Figure data in JSON
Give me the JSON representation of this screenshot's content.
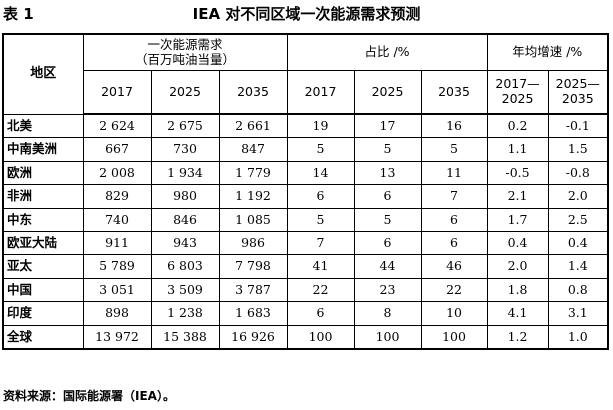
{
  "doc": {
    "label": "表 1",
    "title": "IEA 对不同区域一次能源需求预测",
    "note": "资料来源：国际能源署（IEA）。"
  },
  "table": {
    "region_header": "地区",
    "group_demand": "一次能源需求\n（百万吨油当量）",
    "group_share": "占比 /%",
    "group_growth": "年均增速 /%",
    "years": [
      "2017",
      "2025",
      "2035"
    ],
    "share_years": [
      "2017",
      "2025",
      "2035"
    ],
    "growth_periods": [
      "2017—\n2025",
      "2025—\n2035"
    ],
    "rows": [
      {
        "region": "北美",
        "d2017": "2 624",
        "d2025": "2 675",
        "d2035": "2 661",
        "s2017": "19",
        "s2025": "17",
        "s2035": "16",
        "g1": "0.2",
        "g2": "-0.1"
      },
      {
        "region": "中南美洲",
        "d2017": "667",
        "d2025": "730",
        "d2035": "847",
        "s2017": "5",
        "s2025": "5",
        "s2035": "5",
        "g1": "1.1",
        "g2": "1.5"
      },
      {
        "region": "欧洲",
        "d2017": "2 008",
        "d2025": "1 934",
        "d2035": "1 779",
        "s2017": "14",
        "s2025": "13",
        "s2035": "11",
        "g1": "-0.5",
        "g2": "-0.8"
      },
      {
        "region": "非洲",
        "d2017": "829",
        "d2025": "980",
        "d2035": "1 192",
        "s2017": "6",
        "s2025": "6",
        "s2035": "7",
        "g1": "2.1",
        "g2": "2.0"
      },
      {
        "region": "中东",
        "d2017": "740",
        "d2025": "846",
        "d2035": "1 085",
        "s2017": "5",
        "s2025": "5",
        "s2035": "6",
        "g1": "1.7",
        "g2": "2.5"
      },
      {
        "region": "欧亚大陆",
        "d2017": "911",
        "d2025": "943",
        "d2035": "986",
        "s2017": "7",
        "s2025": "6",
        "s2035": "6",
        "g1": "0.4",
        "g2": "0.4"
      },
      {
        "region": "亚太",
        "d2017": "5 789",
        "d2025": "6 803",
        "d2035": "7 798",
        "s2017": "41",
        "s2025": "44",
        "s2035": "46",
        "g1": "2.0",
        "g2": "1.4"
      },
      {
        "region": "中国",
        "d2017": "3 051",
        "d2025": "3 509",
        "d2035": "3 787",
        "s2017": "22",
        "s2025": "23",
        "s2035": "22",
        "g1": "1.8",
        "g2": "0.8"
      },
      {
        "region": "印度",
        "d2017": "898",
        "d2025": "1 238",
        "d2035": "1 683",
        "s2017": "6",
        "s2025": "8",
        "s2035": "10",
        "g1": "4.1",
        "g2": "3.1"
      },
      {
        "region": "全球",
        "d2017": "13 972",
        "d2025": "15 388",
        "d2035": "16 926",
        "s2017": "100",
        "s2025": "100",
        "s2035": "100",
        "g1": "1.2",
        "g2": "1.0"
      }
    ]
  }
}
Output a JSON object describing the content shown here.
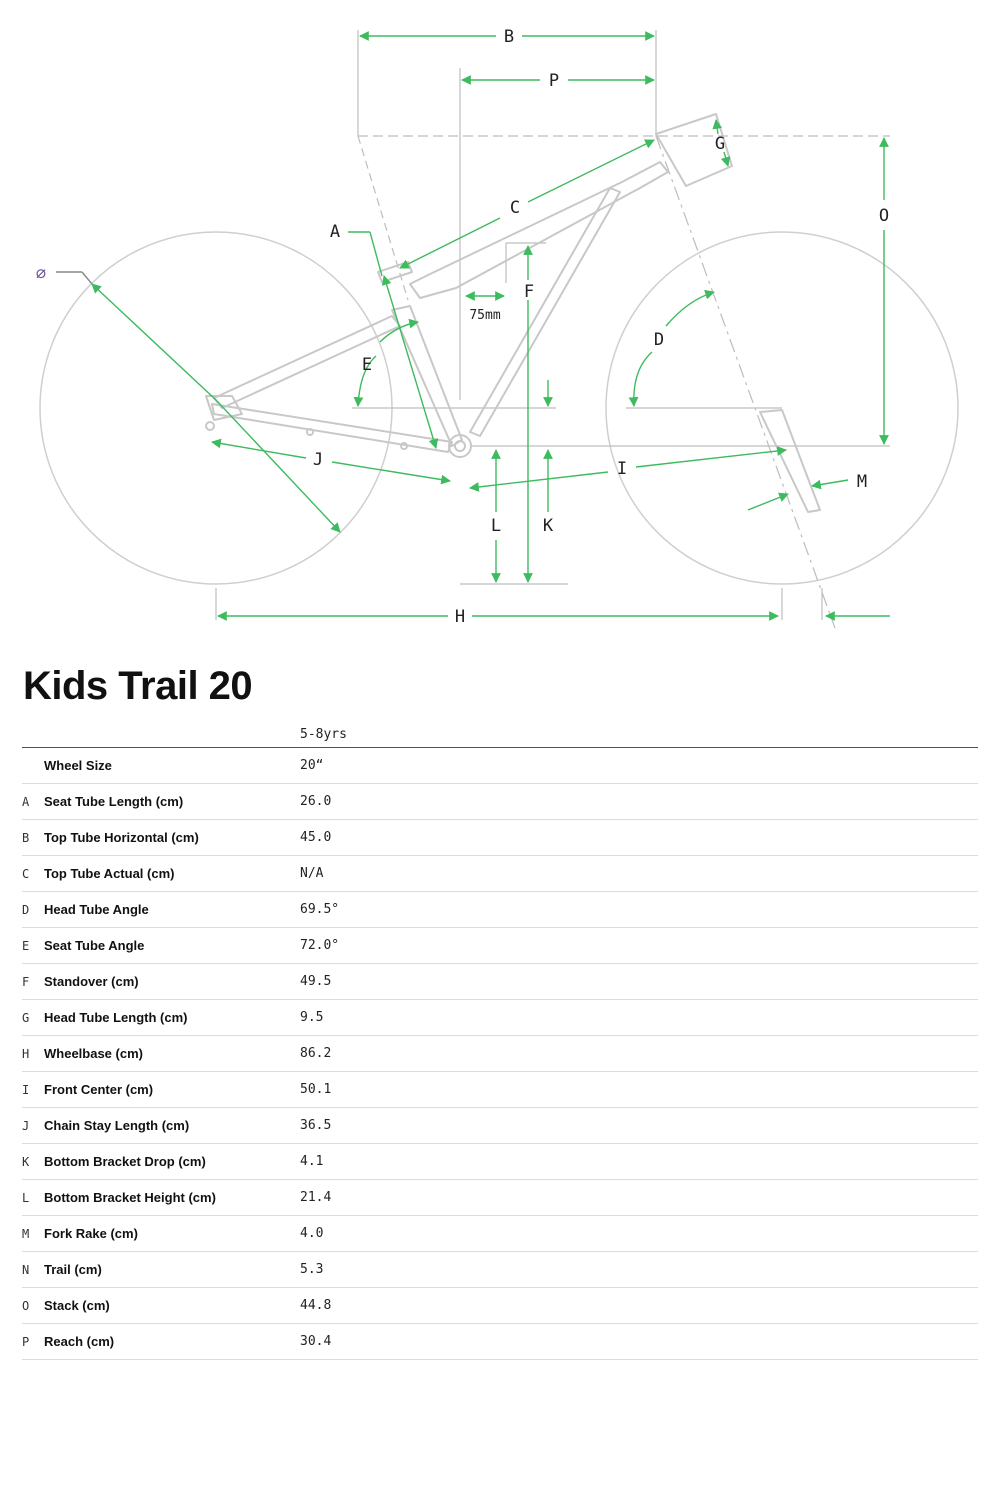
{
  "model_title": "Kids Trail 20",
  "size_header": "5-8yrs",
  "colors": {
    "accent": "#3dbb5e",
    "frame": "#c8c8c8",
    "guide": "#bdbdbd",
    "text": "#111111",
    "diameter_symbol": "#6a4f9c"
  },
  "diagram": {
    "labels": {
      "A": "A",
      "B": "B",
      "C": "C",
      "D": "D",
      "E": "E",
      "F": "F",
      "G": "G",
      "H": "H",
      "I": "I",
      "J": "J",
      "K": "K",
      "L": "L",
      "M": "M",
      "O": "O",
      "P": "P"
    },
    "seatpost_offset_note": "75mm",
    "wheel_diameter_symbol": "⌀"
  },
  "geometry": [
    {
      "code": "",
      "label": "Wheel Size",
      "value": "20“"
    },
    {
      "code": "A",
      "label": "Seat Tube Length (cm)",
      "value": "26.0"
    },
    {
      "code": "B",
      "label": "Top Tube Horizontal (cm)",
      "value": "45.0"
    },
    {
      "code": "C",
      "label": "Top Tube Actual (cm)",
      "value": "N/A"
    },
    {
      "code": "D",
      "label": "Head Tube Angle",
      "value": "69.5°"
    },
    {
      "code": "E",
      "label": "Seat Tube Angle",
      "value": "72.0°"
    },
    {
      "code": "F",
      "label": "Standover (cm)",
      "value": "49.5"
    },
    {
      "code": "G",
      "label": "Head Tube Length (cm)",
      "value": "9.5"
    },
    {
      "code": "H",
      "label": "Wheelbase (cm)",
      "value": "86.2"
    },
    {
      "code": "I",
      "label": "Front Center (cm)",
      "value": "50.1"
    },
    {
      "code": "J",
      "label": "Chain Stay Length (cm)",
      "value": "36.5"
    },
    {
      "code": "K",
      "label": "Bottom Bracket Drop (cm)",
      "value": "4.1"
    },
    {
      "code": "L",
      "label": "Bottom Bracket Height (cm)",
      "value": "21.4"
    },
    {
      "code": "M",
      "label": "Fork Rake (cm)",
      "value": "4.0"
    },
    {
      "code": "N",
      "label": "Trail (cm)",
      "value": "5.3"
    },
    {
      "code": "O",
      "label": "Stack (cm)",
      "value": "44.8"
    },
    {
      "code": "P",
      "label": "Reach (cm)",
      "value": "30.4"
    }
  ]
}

:: Set task ::
Copy out the records above in full, exactly as written, but not the pictures.

:: Solution to the problem ::
Give me the JSON representation of this screenshot's content.
{
  "doc": {
    "label": "表 1",
    "title": "IEA 对不同区域一次能源需求预测",
    "note": "资料来源：国际能源署（IEA）。"
  },
  "table": {
    "region_header": "地区",
    "group_demand": "一次能源需求\n（百万吨油当量）",
    "group_share": "占比 /%",
    "group_growth": "年均增速 /%",
    "years": [
      "2017",
      "2025",
      "2035"
    ],
    "share_years": [
      "2017",
      "2025",
      "2035"
    ],
    "growth_periods": [
      "2017—\n2025",
      "2025—\n2035"
    ],
    "rows": [
      {
        "region": "北美",
        "d2017": "2 624",
        "d2025": "2 675",
        "d2035": "2 661",
        "s2017": "19",
        "s2025": "17",
        "s2035": "16",
        "g1": "0.2",
        "g2": "-0.1"
      },
      {
        "region": "中南美洲",
        "d2017": "667",
        "d2025": "730",
        "d2035": "847",
        "s2017": "5",
        "s2025": "5",
        "s2035": "5",
        "g1": "1.1",
        "g2": "1.5"
      },
      {
        "region": "欧洲",
        "d2017": "2 008",
        "d2025": "1 934",
        "d2035": "1 779",
        "s2017": "14",
        "s2025": "13",
        "s2035": "11",
        "g1": "-0.5",
        "g2": "-0.8"
      },
      {
        "region": "非洲",
        "d2017": "829",
        "d2025": "980",
        "d2035": "1 192",
        "s2017": "6",
        "s2025": "6",
        "s2035": "7",
        "g1": "2.1",
        "g2": "2.0"
      },
      {
        "region": "中东",
        "d2017": "740",
        "d2025": "846",
        "d2035": "1 085",
        "s2017": "5",
        "s2025": "5",
        "s2035": "6",
        "g1": "1.7",
        "g2": "2.5"
      },
      {
        "region": "欧亚大陆",
        "d2017": "911",
        "d2025": "943",
        "d2035": "986",
        "s2017": "7",
        "s2025": "6",
        "s2035": "6",
        "g1": "0.4",
        "g2": "0.4"
      },
      {
        "region": "亚太",
        "d2017": "5 789",
        "d2025": "6 803",
        "d2035": "7 798",
        "s2017": "41",
        "s2025": "44",
        "s2035": "46",
        "g1": "2.0",
        "g2": "1.4"
      },
      {
        "region": "中国",
        "d2017": "3 051",
        "d2025": "3 509",
        "d2035": "3 787",
        "s2017": "22",
        "s2025": "23",
        "s2035": "22",
        "g1": "1.8",
        "g2": "0.8"
      },
      {
        "region": "印度",
        "d2017": "898",
        "d2025": "1 238",
        "d2035": "1 683",
        "s2017": "6",
        "s2025": "8",
        "s2035": "10",
        "g1": "4.1",
        "g2": "3.1"
      },
      {
        "region": "全球",
        "d2017": "13 972",
        "d2025": "15 388",
        "d2035": "16 926",
        "s2017": "100",
        "s2025": "100",
        "s2035": "100",
        "g1": "1.2",
        "g2": "1.0"
      }
    ]
  }
}
Output a JSON object describing the content shown here.
{
  "model_title": "Kids Trail 20",
  "size_header": "5-8yrs",
  "colors": {
    "accent": "#3dbb5e",
    "frame": "#c8c8c8",
    "guide": "#bdbdbd",
    "text": "#111111",
    "diameter_symbol": "#6a4f9c"
  },
  "diagram": {
    "labels": {
      "A": "A",
      "B": "B",
      "C": "C",
      "D": "D",
      "E": "E",
      "F": "F",
      "G": "G",
      "H": "H",
      "I": "I",
      "J": "J",
      "K": "K",
      "L": "L",
      "M": "M",
      "O": "O",
      "P": "P"
    },
    "seatpost_offset_note": "75mm",
    "wheel_diameter_symbol": "⌀"
  },
  "geometry": [
    {
      "code": "",
      "label": "Wheel Size",
      "value": "20“"
    },
    {
      "code": "A",
      "label": "Seat Tube Length (cm)",
      "value": "26.0"
    },
    {
      "code": "B",
      "label": "Top Tube Horizontal (cm)",
      "value": "45.0"
    },
    {
      "code": "C",
      "label": "Top Tube Actual (cm)",
      "value": "N/A"
    },
    {
      "code": "D",
      "label": "Head Tube Angle",
      "value": "69.5°"
    },
    {
      "code": "E",
      "label": "Seat Tube Angle",
      "value": "72.0°"
    },
    {
      "code": "F",
      "label": "Standover (cm)",
      "value": "49.5"
    },
    {
      "code": "G",
      "label": "Head Tube Length (cm)",
      "value": "9.5"
    },
    {
      "code": "H",
      "label": "Wheelbase (cm)",
      "value": "86.2"
    },
    {
      "code": "I",
      "label": "Front Center (cm)",
      "value": "50.1"
    },
    {
      "code": "J",
      "label": "Chain Stay Length (cm)",
      "value": "36.5"
    },
    {
      "code": "K",
      "label": "Bottom Bracket Drop (cm)",
      "value": "4.1"
    },
    {
      "code": "L",
      "label": "Bottom Bracket Height (cm)",
      "value": "21.4"
    },
    {
      "code": "M",
      "label": "Fork Rake (cm)",
      "value": "4.0"
    },
    {
      "code": "N",
      "label": "Trail (cm)",
      "value": "5.3"
    },
    {
      "code": "O",
      "label": "Stack (cm)",
      "value": "44.8"
    },
    {
      "code": "P",
      "label": "Reach (cm)",
      "value": "30.4"
    }
  ]
}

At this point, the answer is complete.